• [WHAT IS BEING ASKED] Please reproduce the records below word for word, from the line containing "Patent image size: (561, 462)." up to and including the line containing "The transparent insulating". Give only those lines.

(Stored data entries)
§ §

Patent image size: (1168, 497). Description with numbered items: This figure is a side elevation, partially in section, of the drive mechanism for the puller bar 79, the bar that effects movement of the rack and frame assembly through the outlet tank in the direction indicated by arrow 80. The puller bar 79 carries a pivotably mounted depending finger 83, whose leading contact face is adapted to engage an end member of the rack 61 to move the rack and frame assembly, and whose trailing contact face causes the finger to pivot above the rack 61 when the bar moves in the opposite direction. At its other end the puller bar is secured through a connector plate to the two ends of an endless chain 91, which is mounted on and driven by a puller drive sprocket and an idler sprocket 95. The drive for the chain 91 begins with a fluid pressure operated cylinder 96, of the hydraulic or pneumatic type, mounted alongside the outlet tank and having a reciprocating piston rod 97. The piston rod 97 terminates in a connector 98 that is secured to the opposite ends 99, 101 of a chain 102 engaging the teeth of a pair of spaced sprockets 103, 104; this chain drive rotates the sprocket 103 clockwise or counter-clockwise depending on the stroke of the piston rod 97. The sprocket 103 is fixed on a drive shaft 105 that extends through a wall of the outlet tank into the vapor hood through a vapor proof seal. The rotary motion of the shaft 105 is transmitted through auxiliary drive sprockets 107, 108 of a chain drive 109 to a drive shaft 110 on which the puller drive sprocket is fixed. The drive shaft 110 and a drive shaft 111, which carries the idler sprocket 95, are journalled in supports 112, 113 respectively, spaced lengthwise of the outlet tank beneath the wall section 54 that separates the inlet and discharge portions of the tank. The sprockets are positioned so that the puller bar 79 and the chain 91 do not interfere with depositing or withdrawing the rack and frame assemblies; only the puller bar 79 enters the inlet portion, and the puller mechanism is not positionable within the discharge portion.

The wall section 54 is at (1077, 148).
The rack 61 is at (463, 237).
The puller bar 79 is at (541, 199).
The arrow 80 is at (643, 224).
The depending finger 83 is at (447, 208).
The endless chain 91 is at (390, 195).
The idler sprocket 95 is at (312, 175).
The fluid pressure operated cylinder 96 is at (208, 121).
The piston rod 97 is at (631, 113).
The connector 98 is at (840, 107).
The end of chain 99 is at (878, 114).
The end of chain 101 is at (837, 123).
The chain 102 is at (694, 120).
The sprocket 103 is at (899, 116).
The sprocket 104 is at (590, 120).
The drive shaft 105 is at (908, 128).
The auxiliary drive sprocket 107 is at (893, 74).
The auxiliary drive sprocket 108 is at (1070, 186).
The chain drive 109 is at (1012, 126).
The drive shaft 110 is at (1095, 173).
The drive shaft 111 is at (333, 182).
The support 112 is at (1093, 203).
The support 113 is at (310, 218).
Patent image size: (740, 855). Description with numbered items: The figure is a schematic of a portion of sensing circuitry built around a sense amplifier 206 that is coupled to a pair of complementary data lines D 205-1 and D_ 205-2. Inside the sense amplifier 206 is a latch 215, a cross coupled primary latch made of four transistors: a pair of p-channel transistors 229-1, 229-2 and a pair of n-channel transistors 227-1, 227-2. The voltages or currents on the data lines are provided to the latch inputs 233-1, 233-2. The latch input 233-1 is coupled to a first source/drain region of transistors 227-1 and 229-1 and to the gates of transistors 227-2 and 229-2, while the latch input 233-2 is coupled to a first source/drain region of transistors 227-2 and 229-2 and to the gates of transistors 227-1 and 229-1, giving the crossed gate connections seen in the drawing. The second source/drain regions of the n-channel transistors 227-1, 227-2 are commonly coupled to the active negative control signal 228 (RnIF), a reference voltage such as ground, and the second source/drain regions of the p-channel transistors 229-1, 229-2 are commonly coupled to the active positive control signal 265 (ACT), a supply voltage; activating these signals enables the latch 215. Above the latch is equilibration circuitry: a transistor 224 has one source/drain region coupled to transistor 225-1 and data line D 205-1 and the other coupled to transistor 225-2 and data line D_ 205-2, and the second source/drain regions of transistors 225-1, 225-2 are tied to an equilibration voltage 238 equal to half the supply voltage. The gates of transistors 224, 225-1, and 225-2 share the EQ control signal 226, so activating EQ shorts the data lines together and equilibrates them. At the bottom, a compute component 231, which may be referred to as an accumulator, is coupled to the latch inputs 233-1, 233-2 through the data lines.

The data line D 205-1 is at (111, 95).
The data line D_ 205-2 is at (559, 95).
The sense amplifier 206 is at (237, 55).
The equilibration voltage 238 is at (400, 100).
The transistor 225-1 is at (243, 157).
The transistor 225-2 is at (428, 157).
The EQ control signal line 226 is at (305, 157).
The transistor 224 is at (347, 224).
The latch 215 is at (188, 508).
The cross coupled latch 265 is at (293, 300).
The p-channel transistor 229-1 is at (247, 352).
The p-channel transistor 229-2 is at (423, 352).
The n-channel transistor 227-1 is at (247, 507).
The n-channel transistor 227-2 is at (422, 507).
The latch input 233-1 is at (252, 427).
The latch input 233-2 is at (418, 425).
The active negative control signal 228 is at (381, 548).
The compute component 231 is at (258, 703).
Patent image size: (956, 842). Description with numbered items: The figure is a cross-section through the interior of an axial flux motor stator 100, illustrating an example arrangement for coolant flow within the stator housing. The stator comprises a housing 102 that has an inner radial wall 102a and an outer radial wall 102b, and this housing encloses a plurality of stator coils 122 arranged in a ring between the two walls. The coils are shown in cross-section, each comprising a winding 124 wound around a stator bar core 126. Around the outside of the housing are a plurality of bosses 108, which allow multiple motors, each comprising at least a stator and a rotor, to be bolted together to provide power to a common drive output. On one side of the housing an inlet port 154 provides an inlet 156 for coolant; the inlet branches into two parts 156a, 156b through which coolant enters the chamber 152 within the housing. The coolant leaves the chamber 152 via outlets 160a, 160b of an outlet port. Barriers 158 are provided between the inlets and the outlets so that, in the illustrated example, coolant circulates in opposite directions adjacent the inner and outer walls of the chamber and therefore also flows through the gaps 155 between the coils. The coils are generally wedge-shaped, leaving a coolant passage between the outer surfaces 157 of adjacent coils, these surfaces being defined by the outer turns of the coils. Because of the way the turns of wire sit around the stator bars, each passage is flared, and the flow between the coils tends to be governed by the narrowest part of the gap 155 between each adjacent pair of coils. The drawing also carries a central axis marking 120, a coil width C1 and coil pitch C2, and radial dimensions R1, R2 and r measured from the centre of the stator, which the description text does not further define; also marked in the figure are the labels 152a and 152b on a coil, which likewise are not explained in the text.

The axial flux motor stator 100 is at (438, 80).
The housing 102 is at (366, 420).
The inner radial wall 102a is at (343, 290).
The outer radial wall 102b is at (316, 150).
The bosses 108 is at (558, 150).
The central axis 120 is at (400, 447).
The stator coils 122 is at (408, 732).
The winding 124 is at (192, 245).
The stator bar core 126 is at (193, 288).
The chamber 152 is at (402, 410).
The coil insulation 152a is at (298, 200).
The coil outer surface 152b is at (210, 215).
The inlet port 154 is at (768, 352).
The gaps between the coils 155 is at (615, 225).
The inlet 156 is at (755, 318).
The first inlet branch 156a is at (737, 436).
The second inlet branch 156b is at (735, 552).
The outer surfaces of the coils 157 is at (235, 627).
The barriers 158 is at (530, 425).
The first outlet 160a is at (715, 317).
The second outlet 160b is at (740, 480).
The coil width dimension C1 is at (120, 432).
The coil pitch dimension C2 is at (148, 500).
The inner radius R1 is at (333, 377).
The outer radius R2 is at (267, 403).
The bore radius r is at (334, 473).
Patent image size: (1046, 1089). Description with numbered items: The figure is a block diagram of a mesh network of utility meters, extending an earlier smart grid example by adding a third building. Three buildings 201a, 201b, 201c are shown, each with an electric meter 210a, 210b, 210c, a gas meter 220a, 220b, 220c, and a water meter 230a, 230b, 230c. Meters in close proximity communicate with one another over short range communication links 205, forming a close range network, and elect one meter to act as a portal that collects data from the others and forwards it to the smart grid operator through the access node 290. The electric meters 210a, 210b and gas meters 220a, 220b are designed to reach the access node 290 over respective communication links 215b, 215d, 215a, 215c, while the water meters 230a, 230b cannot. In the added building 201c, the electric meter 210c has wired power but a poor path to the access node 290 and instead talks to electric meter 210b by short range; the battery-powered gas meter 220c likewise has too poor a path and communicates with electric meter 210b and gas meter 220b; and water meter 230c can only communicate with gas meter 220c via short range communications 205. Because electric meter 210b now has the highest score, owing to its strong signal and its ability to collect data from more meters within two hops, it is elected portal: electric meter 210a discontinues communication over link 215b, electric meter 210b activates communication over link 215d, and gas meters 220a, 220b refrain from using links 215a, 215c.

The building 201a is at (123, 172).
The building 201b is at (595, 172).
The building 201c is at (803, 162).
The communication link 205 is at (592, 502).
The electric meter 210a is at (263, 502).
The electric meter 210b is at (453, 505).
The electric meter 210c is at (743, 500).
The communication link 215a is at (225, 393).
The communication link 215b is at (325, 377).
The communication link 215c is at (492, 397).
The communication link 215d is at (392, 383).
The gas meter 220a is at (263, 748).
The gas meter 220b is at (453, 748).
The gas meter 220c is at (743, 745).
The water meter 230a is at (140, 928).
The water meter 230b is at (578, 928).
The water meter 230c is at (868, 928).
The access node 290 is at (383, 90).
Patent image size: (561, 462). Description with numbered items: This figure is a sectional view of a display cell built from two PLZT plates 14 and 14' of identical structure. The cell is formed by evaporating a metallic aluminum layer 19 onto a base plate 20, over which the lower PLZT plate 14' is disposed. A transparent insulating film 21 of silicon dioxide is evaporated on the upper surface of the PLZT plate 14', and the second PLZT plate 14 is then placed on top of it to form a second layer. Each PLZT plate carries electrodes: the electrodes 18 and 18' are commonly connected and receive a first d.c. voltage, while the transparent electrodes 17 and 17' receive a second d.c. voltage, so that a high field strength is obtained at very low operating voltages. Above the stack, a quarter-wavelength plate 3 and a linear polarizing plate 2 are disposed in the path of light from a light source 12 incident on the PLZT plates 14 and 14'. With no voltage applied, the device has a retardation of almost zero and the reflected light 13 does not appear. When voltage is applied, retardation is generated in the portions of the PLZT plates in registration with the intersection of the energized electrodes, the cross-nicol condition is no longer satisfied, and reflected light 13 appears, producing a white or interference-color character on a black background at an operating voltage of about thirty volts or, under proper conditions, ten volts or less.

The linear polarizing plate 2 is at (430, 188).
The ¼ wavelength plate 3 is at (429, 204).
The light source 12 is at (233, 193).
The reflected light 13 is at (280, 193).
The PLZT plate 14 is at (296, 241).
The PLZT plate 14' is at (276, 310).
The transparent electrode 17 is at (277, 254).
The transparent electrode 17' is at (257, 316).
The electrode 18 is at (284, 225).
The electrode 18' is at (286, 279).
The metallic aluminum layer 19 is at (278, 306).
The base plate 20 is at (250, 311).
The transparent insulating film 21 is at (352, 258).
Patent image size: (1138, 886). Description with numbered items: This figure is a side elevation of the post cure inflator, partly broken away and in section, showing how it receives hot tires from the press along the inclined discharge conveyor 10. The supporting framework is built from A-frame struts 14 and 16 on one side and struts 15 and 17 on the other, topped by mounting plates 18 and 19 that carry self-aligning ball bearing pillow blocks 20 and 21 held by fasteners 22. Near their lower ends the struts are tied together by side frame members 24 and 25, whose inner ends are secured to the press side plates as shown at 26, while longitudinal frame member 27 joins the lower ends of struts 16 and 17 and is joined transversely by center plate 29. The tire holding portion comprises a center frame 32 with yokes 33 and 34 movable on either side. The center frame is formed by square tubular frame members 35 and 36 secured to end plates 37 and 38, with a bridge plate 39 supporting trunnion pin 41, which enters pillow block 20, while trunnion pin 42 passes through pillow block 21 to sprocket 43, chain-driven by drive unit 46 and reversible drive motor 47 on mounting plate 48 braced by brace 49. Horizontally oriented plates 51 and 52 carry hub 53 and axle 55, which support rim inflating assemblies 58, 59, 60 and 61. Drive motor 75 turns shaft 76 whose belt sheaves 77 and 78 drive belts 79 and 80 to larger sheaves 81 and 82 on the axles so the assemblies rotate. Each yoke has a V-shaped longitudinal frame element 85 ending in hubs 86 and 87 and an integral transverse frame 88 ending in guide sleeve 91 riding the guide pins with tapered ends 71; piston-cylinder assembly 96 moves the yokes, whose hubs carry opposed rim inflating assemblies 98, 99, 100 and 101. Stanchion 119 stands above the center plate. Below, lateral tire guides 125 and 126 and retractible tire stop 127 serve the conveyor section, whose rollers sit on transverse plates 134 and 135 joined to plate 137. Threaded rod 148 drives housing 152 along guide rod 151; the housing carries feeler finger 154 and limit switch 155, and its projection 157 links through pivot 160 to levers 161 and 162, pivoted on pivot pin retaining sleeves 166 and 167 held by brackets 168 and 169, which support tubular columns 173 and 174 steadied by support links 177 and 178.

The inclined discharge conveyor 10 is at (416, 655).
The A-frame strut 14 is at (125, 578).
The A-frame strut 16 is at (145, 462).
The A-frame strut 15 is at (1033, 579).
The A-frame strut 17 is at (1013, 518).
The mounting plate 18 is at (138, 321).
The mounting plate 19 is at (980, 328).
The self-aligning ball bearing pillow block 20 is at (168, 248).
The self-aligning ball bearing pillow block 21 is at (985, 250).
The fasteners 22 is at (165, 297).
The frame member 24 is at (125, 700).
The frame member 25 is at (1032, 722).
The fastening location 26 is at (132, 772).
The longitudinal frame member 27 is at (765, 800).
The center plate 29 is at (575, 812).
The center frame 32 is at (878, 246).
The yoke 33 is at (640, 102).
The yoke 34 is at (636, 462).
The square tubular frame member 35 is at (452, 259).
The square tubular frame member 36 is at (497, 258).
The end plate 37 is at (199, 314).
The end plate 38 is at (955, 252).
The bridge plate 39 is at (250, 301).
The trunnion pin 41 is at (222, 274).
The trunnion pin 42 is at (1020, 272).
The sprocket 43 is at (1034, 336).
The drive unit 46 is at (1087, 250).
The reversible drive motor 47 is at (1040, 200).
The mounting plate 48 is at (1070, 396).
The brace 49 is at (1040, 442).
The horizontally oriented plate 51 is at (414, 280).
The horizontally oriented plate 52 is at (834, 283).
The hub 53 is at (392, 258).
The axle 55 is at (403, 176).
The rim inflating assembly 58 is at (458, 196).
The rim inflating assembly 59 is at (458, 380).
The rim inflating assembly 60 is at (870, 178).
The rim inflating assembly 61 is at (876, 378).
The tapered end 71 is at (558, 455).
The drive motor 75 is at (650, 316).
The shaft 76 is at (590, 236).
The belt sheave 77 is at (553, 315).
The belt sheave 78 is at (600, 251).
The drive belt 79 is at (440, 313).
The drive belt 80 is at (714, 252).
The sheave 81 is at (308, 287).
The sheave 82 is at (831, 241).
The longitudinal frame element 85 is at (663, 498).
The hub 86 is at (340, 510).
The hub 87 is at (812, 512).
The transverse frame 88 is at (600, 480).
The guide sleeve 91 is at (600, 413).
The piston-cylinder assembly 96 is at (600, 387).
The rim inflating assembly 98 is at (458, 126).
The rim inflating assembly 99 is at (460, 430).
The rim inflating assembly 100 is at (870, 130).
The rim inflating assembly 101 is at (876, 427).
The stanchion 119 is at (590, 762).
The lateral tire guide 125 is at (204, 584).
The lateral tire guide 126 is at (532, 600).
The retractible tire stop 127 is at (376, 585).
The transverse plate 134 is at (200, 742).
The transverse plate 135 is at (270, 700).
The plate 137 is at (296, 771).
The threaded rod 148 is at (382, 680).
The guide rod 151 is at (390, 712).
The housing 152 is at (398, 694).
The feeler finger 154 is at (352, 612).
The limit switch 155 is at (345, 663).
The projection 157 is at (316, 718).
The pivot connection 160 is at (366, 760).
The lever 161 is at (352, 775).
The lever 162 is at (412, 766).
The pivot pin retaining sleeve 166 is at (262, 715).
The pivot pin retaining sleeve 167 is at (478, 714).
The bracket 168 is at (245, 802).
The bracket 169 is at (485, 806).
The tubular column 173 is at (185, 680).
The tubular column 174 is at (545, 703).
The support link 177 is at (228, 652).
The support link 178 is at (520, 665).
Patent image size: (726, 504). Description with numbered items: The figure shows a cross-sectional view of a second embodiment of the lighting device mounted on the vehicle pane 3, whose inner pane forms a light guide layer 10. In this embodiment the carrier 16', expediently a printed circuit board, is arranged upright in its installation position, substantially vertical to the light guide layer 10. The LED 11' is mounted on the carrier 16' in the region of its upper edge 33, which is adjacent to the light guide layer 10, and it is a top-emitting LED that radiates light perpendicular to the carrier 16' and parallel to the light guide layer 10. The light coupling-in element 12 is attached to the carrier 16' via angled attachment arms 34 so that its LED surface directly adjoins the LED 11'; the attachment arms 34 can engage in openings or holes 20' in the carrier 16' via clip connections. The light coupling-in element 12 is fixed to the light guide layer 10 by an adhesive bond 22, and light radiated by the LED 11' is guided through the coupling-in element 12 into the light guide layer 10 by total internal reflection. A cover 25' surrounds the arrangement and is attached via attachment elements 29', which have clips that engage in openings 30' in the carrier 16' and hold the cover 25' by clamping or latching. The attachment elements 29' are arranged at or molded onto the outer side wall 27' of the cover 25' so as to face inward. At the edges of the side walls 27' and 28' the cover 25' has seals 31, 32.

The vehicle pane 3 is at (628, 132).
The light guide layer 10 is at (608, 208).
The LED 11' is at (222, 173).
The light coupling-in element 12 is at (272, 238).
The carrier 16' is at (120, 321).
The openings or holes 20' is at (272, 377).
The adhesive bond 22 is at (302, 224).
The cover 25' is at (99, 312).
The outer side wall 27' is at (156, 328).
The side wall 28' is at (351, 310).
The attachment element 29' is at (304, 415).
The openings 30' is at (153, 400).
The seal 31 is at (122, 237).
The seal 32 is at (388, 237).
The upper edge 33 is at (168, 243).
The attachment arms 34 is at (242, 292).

§ §

• [SOLUTION FOR THIS PROBLEM]
Patent image size: (561, 462). Description with numbered items: This figure is a sectional view of a display cell built from two PLZT plates 14 and 14' of identical structure. The cell is formed by evaporating a metallic aluminum layer 19 onto a base plate 20, over which the lower PLZT plate 14' is disposed. A transparent insulating film 21 of silicon dioxide is evaporated on the upper surface of the PLZT plate 14', and the second PLZT plate 14 is then placed on top of it to form a second layer. Each PLZT plate carries electrodes: the electrodes 18 and 18' are commonly connected and receive a first d.c. voltage, while the transparent electrodes 17 and 17' receive a second d.c. voltage, so that a high field strength is obtained at very low operating voltages. Above the stack, a quarter-wavelength plate 3 and a linear polarizing plate 2 are disposed in the path of light from a light source 12 incident on the PLZT plates 14 and 14'. With no voltage applied, the device has a retardation of almost zero and the reflected light 13 does not appear. When voltage is applied, retardation is generated in the portions of the PLZT plates in registration with the intersection of the energized electrodes, the cross-nicol condition is no longer satisfied, and reflected light 13 appears, producing a white or interference-color character on a black background at an operating voltage of about thirty volts or, under proper conditions, ten volts or less.

The linear polarizing plate 2 is at (430, 188).
The ¼ wavelength plate 3 is at (429, 204).
The light source 12 is at (233, 193).
The reflected light 13 is at (280, 193).
The PLZT plate 14 is at (296, 241).
The PLZT plate 14' is at (276, 310).
The transparent electrode 17 is at (277, 254).
The transparent electrode 17' is at (257, 316).
The electrode 18 is at (284, 225).
The electrode 18' is at (286, 279).
The metallic aluminum layer 19 is at (278, 306).
The base plate 20 is at (250, 311).
The transparent insulating film 21 is at (352, 258).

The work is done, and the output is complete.